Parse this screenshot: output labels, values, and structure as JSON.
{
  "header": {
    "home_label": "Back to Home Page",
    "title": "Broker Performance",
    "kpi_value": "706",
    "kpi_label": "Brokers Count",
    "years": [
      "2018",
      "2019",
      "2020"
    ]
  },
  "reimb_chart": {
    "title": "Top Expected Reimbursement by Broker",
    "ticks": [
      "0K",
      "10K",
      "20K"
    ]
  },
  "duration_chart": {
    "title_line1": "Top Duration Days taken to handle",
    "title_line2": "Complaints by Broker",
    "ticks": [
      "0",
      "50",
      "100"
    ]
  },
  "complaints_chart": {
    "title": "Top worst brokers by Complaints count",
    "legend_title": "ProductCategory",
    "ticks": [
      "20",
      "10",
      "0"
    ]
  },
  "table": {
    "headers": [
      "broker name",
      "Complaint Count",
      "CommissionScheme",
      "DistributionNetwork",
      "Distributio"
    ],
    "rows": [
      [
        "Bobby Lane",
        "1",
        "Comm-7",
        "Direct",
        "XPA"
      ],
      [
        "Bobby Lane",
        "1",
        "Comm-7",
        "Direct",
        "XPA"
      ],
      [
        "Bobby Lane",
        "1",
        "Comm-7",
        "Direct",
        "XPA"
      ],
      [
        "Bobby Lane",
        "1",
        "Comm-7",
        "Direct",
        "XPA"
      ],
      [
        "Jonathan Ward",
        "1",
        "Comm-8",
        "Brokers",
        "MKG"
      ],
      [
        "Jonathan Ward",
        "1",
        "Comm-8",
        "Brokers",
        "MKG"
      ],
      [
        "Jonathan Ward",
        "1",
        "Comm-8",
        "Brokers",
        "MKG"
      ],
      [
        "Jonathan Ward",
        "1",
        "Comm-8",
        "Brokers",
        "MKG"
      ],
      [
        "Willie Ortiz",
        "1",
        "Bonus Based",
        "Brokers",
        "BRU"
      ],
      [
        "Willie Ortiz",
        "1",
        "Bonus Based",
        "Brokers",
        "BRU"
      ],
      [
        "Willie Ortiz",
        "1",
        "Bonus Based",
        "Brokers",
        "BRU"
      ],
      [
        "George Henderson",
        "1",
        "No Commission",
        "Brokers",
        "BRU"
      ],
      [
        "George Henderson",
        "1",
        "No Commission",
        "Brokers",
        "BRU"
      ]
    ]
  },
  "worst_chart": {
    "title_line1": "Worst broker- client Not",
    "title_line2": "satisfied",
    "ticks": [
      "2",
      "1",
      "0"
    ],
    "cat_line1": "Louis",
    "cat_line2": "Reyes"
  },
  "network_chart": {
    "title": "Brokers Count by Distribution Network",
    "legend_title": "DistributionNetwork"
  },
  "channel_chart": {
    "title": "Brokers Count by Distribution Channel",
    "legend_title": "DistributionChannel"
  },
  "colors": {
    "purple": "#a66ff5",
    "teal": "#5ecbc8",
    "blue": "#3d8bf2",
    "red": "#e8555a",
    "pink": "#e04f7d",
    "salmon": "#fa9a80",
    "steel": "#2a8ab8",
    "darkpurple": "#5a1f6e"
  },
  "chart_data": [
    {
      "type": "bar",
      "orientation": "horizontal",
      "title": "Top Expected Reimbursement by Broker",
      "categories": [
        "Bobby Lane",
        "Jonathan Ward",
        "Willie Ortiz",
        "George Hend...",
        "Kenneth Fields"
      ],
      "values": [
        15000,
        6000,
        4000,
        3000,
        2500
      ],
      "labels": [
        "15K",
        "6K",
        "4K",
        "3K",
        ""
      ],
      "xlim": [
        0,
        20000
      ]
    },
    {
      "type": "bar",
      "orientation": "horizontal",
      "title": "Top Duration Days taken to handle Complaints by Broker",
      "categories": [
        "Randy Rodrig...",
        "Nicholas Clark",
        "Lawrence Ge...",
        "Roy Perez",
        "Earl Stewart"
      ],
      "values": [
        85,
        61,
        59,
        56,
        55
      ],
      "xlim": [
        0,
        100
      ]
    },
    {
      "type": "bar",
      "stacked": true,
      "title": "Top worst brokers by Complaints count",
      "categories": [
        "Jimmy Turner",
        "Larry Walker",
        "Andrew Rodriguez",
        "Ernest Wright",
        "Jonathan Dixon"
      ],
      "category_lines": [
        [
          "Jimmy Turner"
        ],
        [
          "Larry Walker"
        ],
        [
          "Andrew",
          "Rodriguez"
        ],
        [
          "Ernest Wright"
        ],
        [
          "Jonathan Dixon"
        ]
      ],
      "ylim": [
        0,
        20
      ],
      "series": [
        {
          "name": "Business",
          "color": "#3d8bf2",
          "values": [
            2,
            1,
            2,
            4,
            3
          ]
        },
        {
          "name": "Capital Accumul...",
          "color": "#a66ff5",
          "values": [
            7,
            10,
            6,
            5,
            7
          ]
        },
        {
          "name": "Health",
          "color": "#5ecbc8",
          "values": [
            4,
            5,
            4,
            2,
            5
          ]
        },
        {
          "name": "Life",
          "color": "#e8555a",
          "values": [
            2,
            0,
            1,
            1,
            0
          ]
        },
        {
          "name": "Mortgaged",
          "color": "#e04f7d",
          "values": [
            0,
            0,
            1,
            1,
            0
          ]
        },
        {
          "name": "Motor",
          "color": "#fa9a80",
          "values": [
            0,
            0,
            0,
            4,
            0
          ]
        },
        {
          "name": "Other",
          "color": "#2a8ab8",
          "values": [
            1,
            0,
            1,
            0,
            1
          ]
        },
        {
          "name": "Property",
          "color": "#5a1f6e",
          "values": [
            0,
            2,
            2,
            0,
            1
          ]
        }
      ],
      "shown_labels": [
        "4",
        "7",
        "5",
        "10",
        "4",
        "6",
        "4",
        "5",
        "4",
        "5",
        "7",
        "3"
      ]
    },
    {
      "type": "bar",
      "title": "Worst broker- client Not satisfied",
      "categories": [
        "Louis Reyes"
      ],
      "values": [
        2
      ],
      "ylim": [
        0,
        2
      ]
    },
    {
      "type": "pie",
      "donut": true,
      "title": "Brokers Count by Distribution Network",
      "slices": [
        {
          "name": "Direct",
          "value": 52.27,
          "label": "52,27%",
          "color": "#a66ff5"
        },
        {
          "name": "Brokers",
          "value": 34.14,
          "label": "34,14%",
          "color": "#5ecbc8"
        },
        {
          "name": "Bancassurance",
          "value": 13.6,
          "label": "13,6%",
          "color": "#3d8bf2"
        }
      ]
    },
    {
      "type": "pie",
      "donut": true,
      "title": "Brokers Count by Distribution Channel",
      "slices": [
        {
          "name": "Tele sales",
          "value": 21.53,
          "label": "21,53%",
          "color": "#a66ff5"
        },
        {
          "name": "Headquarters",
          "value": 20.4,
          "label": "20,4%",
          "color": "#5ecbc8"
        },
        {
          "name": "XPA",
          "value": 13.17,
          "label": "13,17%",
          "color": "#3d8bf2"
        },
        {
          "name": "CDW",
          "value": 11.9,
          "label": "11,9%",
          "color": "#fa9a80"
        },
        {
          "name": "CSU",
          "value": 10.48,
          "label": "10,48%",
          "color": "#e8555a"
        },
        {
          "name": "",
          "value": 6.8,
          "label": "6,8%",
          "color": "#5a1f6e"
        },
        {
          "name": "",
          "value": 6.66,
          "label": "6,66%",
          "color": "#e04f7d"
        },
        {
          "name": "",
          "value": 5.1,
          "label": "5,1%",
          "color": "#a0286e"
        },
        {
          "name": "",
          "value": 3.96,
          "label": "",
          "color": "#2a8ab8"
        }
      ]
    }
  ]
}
━━━━━━━━━━
-- Task statement --
Each line of the listing should be copied exactly.

-- Written answer --
Parse this screenshot: output labels, values, and structure as JSON.
{
  "header": {
    "home_label": "Back to Home Page",
    "title": "Broker Performance",
    "kpi_value": "706",
    "kpi_label": "Brokers Count",
    "years": [
      "2018",
      "2019",
      "2020"
    ]
  },
  "reimb_chart": {
    "title": "Top Expected Reimbursement by Broker",
    "ticks": [
      "0K",
      "10K",
      "20K"
    ]
  },
  "duration_chart": {
    "title_line1": "Top Duration Days taken to handle",
    "title_line2": "Complaints by Broker",
    "ticks": [
      "0",
      "50",
      "100"
    ]
  },
  "complaints_chart": {
    "title": "Top worst brokers by Complaints count",
    "legend_title": "ProductCategory",
    "ticks": [
      "20",
      "10",
      "0"
    ]
  },
  "table": {
    "headers": [
      "broker name",
      "Complaint Count",
      "CommissionScheme",
      "DistributionNetwork",
      "Distributio"
    ],
    "rows": [
      [
        "Bobby Lane",
        "1",
        "Comm-7",
        "Direct",
        "XPA"
      ],
      [
        "Bobby Lane",
        "1",
        "Comm-7",
        "Direct",
        "XPA"
      ],
      [
        "Bobby Lane",
        "1",
        "Comm-7",
        "Direct",
        "XPA"
      ],
      [
        "Bobby Lane",
        "1",
        "Comm-7",
        "Direct",
        "XPA"
      ],
      [
        "Jonathan Ward",
        "1",
        "Comm-8",
        "Brokers",
        "MKG"
      ],
      [
        "Jonathan Ward",
        "1",
        "Comm-8",
        "Brokers",
        "MKG"
      ],
      [
        "Jonathan Ward",
        "1",
        "Comm-8",
        "Brokers",
        "MKG"
      ],
      [
        "Jonathan Ward",
        "1",
        "Comm-8",
        "Brokers",
        "MKG"
      ],
      [
        "Willie Ortiz",
        "1",
        "Bonus Based",
        "Brokers",
        "BRU"
      ],
      [
        "Willie Ortiz",
        "1",
        "Bonus Based",
        "Brokers",
        "BRU"
      ],
      [
        "Willie Ortiz",
        "1",
        "Bonus Based",
        "Brokers",
        "BRU"
      ],
      [
        "George Henderson",
        "1",
        "No Commission",
        "Brokers",
        "BRU"
      ],
      [
        "George Henderson",
        "1",
        "No Commission",
        "Brokers",
        "BRU"
      ]
    ]
  },
  "worst_chart": {
    "title_line1": "Worst broker- client Not",
    "title_line2": "satisfied",
    "ticks": [
      "2",
      "1",
      "0"
    ],
    "cat_line1": "Louis",
    "cat_line2": "Reyes"
  },
  "network_chart": {
    "title": "Brokers Count by Distribution Network",
    "legend_title": "DistributionNetwork"
  },
  "channel_chart": {
    "title": "Brokers Count by Distribution Channel",
    "legend_title": "DistributionChannel"
  },
  "colors": {
    "purple": "#a66ff5",
    "teal": "#5ecbc8",
    "blue": "#3d8bf2",
    "red": "#e8555a",
    "pink": "#e04f7d",
    "salmon": "#fa9a80",
    "steel": "#2a8ab8",
    "darkpurple": "#5a1f6e"
  },
  "chart_data": [
    {
      "type": "bar",
      "orientation": "horizontal",
      "title": "Top Expected Reimbursement by Broker",
      "categories": [
        "Bobby Lane",
        "Jonathan Ward",
        "Willie Ortiz",
        "George Hend...",
        "Kenneth Fields"
      ],
      "values": [
        15000,
        6000,
        4000,
        3000,
        2500
      ],
      "labels": [
        "15K",
        "6K",
        "4K",
        "3K",
        ""
      ],
      "xlim": [
        0,
        20000
      ]
    },
    {
      "type": "bar",
      "orientation": "horizontal",
      "title": "Top Duration Days taken to handle Complaints by Broker",
      "categories": [
        "Randy Rodrig...",
        "Nicholas Clark",
        "Lawrence Ge...",
        "Roy Perez",
        "Earl Stewart"
      ],
      "values": [
        85,
        61,
        59,
        56,
        55
      ],
      "xlim": [
        0,
        100
      ]
    },
    {
      "type": "bar",
      "stacked": true,
      "title": "Top worst brokers by Complaints count",
      "categories": [
        "Jimmy Turner",
        "Larry Walker",
        "Andrew Rodriguez",
        "Ernest Wright",
        "Jonathan Dixon"
      ],
      "category_lines": [
        [
          "Jimmy Turner"
        ],
        [
          "Larry Walker"
        ],
        [
          "Andrew",
          "Rodriguez"
        ],
        [
          "Ernest Wright"
        ],
        [
          "Jonathan Dixon"
        ]
      ],
      "ylim": [
        0,
        20
      ],
      "series": [
        {
          "name": "Business",
          "color": "#3d8bf2",
          "values": [
            2,
            1,
            2,
            4,
            3
          ]
        },
        {
          "name": "Capital Accumul...",
          "color": "#a66ff5",
          "values": [
            7,
            10,
            6,
            5,
            7
          ]
        },
        {
          "name": "Health",
          "color": "#5ecbc8",
          "values": [
            4,
            5,
            4,
            2,
            5
          ]
        },
        {
          "name": "Life",
          "color": "#e8555a",
          "values": [
            2,
            0,
            1,
            1,
            0
          ]
        },
        {
          "name": "Mortgaged",
          "color": "#e04f7d",
          "values": [
            0,
            0,
            1,
            1,
            0
          ]
        },
        {
          "name": "Motor",
          "color": "#fa9a80",
          "values": [
            0,
            0,
            0,
            4,
            0
          ]
        },
        {
          "name": "Other",
          "color": "#2a8ab8",
          "values": [
            1,
            0,
            1,
            0,
            1
          ]
        },
        {
          "name": "Property",
          "color": "#5a1f6e",
          "values": [
            0,
            2,
            2,
            0,
            1
          ]
        }
      ],
      "shown_labels": [
        "4",
        "7",
        "5",
        "10",
        "4",
        "6",
        "4",
        "5",
        "4",
        "5",
        "7",
        "3"
      ]
    },
    {
      "type": "bar",
      "title": "Worst broker- client Not satisfied",
      "categories": [
        "Louis Reyes"
      ],
      "values": [
        2
      ],
      "ylim": [
        0,
        2
      ]
    },
    {
      "type": "pie",
      "donut": true,
      "title": "Brokers Count by Distribution Network",
      "slices": [
        {
          "name": "Direct",
          "value": 52.27,
          "label": "52,27%",
          "color": "#a66ff5"
        },
        {
          "name": "Brokers",
          "value": 34.14,
          "label": "34,14%",
          "color": "#5ecbc8"
        },
        {
          "name": "Bancassurance",
          "value": 13.6,
          "label": "13,6%",
          "color": "#3d8bf2"
        }
      ]
    },
    {
      "type": "pie",
      "donut": true,
      "title": "Brokers Count by Distribution Channel",
      "slices": [
        {
          "name": "Tele sales",
          "value": 21.53,
          "label": "21,53%",
          "color": "#a66ff5"
        },
        {
          "name": "Headquarters",
          "value": 20.4,
          "label": "20,4%",
          "color": "#5ecbc8"
        },
        {
          "name": "XPA",
          "value": 13.17,
          "label": "13,17%",
          "color": "#3d8bf2"
        },
        {
          "name": "CDW",
          "value": 11.9,
          "label": "11,9%",
          "color": "#fa9a80"
        },
        {
          "name": "CSU",
          "value": 10.48,
          "label": "10,48%",
          "color": "#e8555a"
        },
        {
          "name": "",
          "value": 6.8,
          "label": "6,8%",
          "color": "#5a1f6e"
        },
        {
          "name": "",
          "value": 6.66,
          "label": "6,66%",
          "color": "#e04f7d"
        },
        {
          "name": "",
          "value": 5.1,
          "label": "5,1%",
          "color": "#a0286e"
        },
        {
          "name": "",
          "value": 3.96,
          "label": "",
          "color": "#2a8ab8"
        }
      ]
    }
  ]
}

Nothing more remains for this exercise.